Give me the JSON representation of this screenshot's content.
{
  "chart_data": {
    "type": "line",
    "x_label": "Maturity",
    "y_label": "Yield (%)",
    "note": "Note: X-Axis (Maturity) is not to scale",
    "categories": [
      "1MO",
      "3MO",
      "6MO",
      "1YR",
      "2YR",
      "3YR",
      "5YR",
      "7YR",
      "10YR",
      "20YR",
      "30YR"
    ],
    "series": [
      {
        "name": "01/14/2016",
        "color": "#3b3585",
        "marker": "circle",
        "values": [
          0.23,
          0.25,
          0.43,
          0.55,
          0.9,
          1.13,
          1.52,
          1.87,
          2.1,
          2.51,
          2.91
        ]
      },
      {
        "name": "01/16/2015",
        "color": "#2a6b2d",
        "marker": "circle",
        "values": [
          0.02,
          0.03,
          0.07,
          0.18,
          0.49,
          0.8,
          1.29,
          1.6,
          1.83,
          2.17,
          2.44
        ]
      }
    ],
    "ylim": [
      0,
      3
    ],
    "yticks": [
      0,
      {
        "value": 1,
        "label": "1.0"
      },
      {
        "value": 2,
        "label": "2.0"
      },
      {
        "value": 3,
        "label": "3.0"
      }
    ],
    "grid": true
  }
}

* [EXERCISE TASK]:
Gather each line holding the string "Maturity".

* [TASK RESULT]:
    "x_label": "Maturity",
    "note": "Note: X-Axis (Maturity) is not to scale",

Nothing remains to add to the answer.